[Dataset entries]

-------

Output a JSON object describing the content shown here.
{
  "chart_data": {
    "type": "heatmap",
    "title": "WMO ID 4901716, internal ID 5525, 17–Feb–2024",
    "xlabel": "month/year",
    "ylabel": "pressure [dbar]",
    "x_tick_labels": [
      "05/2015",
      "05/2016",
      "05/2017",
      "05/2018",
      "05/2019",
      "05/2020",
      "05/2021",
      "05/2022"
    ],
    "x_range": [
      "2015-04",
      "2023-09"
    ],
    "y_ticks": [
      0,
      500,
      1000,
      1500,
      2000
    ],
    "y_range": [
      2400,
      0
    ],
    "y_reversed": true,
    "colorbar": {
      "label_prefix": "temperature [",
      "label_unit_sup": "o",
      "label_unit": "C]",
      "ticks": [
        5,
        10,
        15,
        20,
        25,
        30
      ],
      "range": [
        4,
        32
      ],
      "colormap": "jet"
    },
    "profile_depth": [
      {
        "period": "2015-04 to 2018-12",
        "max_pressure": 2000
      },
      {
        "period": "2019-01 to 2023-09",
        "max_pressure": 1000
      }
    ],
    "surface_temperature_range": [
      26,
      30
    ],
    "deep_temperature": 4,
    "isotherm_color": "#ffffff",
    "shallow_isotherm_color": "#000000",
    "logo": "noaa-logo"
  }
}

-------

Give the data again, exactly as it stands.

> [ANSWER TO THIS PROBLEM]
Output a JSON object describing the content shown here.
{
  "chart_data": {
    "type": "heatmap",
    "title": "WMO ID 4901716, internal ID 5525, 17–Feb–2024",
    "xlabel": "month/year",
    "ylabel": "pressure [dbar]",
    "x_tick_labels": [
      "05/2015",
      "05/2016",
      "05/2017",
      "05/2018",
      "05/2019",
      "05/2020",
      "05/2021",
      "05/2022"
    ],
    "x_range": [
      "2015-04",
      "2023-09"
    ],
    "y_ticks": [
      0,
      500,
      1000,
      1500,
      2000
    ],
    "y_range": [
      2400,
      0
    ],
    "y_reversed": true,
    "colorbar": {
      "label_prefix": "temperature [",
      "label_unit_sup": "o",
      "label_unit": "C]",
      "ticks": [
        5,
        10,
        15,
        20,
        25,
        30
      ],
      "range": [
        4,
        32
      ],
      "colormap": "jet"
    },
    "profile_depth": [
      {
        "period": "2015-04 to 2018-12",
        "max_pressure": 2000
      },
      {
        "period": "2019-01 to 2023-09",
        "max_pressure": 1000
      }
    ],
    "surface_temperature_range": [
      26,
      30
    ],
    "deep_temperature": 4,
    "isotherm_color": "#ffffff",
    "shallow_isotherm_color": "#000000",
    "logo": "noaa-logo"
  }
}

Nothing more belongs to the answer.